**Set problem:** Render the entries as a numbered list without blank lines, from the very first line down to and including the line that contains "row-number: 3 xyxy=(147,1023,199,1059)".

....................

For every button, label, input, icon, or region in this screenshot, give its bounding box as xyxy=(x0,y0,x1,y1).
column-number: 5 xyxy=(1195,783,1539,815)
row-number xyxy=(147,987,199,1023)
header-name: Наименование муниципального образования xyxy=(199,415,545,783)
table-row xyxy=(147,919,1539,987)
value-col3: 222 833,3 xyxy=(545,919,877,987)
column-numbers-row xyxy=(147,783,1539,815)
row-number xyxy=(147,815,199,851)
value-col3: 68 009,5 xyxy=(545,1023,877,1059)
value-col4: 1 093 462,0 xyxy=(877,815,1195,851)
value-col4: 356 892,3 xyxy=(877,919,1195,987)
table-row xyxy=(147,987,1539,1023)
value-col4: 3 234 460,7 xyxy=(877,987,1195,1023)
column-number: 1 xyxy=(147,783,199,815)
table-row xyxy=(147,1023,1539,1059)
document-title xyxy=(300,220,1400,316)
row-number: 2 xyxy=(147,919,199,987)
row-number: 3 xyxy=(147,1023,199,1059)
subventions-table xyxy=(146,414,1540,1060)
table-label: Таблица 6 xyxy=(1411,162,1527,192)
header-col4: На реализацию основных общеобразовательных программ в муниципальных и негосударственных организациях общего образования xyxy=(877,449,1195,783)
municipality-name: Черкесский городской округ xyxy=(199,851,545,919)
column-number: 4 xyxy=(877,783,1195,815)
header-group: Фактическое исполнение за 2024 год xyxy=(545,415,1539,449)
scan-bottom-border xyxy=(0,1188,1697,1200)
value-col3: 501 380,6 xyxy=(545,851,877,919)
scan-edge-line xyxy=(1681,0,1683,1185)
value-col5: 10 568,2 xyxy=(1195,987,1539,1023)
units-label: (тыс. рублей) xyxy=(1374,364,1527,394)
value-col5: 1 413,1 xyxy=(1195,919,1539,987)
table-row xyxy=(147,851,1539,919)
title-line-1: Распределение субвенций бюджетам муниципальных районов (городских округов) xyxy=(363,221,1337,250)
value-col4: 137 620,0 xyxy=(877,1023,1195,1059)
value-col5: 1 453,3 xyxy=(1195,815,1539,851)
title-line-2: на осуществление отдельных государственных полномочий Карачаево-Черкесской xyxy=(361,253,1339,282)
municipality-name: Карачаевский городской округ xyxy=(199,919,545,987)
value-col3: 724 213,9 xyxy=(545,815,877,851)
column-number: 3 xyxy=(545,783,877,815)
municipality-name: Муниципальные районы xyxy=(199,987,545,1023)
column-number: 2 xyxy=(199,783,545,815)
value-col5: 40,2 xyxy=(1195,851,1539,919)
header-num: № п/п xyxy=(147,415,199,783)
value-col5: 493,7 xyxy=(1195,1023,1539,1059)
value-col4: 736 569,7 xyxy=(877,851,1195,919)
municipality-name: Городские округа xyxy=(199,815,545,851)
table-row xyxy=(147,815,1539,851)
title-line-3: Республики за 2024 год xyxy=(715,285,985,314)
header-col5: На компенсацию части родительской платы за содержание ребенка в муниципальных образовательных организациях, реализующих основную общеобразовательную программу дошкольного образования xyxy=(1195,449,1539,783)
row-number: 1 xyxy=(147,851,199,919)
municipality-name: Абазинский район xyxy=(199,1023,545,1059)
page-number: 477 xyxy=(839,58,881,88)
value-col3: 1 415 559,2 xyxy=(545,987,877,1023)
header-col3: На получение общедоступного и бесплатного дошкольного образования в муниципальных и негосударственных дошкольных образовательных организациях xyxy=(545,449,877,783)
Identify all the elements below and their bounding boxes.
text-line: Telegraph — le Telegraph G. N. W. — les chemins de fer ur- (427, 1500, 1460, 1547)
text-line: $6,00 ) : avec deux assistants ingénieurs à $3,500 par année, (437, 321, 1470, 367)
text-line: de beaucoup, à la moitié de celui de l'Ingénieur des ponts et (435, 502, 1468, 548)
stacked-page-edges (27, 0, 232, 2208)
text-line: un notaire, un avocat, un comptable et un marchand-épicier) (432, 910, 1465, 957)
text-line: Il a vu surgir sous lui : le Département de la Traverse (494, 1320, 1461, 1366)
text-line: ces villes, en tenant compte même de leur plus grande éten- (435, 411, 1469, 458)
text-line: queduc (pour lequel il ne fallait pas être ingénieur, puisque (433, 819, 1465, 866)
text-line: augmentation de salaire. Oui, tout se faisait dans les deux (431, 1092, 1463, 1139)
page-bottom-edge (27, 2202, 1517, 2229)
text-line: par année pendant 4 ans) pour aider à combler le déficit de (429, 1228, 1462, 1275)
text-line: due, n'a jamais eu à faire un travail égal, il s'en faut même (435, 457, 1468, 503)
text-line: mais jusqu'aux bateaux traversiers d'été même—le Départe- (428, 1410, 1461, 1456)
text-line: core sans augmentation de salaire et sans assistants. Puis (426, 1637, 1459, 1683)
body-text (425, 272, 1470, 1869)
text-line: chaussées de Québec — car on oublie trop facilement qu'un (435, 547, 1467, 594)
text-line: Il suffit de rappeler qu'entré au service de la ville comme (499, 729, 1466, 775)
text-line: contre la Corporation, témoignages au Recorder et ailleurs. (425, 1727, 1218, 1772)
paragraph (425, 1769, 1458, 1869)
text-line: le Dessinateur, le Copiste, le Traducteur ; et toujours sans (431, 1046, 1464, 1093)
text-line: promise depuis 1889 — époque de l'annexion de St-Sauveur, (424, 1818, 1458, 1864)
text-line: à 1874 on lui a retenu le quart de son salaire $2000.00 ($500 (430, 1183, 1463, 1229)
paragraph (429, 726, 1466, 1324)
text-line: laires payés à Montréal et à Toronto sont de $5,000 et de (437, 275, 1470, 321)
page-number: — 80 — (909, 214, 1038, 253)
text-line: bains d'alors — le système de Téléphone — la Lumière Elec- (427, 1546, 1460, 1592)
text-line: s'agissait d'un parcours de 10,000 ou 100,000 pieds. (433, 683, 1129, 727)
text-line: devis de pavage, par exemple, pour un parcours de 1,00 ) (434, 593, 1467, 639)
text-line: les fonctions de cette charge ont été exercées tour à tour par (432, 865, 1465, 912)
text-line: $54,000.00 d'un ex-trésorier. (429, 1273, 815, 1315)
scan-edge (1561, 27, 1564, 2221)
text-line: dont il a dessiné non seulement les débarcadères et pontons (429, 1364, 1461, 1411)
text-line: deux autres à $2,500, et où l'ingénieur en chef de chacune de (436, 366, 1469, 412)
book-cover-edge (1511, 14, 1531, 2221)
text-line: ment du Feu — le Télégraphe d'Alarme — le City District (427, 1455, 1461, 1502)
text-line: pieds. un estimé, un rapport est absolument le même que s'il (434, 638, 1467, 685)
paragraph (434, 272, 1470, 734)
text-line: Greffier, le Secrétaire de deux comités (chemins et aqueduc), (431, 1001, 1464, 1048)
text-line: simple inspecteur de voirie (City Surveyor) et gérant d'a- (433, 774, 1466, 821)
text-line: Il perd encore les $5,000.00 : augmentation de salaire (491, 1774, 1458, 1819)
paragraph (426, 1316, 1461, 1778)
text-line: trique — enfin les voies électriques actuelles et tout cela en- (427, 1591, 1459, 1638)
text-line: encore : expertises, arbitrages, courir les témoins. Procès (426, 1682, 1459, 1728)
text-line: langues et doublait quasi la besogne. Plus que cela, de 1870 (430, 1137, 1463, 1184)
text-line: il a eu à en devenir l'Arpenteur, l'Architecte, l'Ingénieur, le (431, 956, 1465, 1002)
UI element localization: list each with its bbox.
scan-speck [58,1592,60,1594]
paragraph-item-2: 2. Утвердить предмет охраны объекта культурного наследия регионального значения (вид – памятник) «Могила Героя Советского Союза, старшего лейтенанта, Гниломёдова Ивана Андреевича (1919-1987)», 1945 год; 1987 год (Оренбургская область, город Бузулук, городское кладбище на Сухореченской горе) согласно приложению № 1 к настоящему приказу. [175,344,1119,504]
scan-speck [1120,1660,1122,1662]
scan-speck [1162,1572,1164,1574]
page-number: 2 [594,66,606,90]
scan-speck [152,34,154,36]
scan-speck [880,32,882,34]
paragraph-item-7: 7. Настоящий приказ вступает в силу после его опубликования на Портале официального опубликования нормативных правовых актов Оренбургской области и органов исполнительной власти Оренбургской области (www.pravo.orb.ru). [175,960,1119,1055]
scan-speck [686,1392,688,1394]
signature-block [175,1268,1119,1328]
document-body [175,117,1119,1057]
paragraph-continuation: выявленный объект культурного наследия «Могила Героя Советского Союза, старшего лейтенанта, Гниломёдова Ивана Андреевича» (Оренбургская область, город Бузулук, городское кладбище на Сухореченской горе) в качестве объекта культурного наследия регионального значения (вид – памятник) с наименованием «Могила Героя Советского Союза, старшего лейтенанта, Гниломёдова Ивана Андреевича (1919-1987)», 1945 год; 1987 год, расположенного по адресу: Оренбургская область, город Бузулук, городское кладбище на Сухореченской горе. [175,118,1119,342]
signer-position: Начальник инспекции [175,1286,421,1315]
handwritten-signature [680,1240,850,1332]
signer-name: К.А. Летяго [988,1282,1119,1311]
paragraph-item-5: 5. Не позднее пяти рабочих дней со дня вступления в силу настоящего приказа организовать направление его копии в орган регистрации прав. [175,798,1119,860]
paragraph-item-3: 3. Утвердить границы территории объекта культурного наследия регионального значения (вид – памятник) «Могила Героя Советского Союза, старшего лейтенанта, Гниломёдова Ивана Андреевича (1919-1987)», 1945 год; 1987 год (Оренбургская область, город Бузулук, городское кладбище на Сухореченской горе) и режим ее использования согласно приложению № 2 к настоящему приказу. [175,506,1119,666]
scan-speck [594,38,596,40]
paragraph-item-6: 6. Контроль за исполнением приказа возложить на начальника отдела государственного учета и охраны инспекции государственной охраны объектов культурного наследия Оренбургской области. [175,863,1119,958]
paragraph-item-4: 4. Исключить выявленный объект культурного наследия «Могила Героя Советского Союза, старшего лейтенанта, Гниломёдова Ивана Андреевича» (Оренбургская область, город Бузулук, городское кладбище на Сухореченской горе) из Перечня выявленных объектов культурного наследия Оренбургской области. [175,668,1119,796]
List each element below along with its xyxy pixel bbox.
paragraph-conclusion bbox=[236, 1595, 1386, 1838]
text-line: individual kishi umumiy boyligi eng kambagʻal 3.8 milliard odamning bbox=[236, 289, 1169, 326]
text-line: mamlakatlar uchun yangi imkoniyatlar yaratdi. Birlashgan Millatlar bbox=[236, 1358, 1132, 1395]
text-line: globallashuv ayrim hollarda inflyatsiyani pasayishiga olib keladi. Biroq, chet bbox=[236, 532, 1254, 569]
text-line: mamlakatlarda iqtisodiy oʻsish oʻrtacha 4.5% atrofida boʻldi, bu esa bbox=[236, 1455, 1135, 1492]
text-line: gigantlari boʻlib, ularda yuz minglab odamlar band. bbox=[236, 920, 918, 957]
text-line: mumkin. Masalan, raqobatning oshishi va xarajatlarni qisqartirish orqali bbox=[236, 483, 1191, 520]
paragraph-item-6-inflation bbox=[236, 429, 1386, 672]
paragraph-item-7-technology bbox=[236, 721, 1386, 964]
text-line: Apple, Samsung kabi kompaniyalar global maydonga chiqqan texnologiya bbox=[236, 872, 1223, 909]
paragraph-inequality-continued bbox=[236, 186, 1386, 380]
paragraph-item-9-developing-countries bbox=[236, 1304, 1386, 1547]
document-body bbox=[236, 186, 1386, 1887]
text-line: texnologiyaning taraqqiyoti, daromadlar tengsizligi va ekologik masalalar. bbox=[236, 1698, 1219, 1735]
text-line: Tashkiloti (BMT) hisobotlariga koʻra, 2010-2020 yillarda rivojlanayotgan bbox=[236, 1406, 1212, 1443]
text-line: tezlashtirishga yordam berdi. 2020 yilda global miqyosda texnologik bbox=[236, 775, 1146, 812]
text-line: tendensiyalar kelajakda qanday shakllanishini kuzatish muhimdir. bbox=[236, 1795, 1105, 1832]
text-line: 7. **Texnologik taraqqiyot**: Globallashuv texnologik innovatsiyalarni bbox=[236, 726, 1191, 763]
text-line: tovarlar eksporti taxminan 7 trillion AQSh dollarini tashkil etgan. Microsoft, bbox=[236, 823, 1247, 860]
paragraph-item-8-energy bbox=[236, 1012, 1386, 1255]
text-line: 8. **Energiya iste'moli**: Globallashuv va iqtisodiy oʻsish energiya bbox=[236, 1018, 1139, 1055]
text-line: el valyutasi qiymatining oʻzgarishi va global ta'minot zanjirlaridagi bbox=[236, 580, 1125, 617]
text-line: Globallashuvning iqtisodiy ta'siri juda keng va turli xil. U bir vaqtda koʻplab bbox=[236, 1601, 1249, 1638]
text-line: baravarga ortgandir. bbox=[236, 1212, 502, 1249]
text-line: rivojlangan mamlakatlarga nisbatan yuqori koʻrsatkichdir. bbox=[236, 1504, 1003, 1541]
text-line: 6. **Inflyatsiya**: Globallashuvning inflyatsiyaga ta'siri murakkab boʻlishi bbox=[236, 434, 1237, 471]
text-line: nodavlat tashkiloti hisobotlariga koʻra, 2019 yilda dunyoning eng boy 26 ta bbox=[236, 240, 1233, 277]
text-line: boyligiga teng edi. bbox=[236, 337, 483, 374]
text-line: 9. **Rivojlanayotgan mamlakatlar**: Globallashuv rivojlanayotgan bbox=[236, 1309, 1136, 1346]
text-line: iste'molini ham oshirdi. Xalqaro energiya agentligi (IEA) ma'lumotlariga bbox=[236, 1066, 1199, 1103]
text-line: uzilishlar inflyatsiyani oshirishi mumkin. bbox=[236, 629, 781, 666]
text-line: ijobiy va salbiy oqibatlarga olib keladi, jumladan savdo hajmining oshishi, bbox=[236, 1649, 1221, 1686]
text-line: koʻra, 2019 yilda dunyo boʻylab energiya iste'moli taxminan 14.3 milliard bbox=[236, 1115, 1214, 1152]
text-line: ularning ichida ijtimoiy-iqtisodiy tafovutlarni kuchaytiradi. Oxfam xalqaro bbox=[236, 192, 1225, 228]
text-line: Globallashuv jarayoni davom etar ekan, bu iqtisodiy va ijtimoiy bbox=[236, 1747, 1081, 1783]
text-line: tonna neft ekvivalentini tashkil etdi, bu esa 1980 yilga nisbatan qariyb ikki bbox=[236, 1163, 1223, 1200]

....................

**Response:**
1. For every button, label, input, icon, or region in this screenshot, give its bounding box as xyxy=(x0,y0,x1,y1).
2. column-number: 5 xyxy=(1195,783,1539,815)
3. row-number xyxy=(147,987,199,1023)
4. header-name: Наименование муниципального образования xyxy=(199,415,545,783)
5. table-row xyxy=(147,919,1539,987)
6. value-col3: 222 833,3 xyxy=(545,919,877,987)
7. column-numbers-row xyxy=(147,783,1539,815)
8. row-number xyxy=(147,815,199,851)
9. value-col3: 68 009,5 xyxy=(545,1023,877,1059)
10. value-col4: 1 093 462,0 xyxy=(877,815,1195,851)
11. value-col4: 356 892,3 xyxy=(877,919,1195,987)
12. table-row xyxy=(147,987,1539,1023)
13. value-col4: 3 234 460,7 xyxy=(877,987,1195,1023)
14. column-number: 1 xyxy=(147,783,199,815)
15. table-row xyxy=(147,1023,1539,1059)
16. document-title xyxy=(300,220,1400,316)
17. row-number: 2 xyxy=(147,919,199,987)
18. row-number: 3 xyxy=(147,1023,199,1059)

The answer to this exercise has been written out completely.